___ RECORDS FOR THIS EXERCISE ___
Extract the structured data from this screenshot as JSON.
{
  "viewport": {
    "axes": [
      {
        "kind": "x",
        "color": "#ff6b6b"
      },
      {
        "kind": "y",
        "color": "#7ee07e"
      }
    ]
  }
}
___
Your task is to transcribe the material exactly.

Extract the structured data from this screenshot as JSON.
{
  "viewport": {
    "axes": [
      {
        "kind": "x",
        "color": "#ff6b6b"
      },
      {
        "kind": "y",
        "color": "#7ee07e"
      }
    ]
  }
}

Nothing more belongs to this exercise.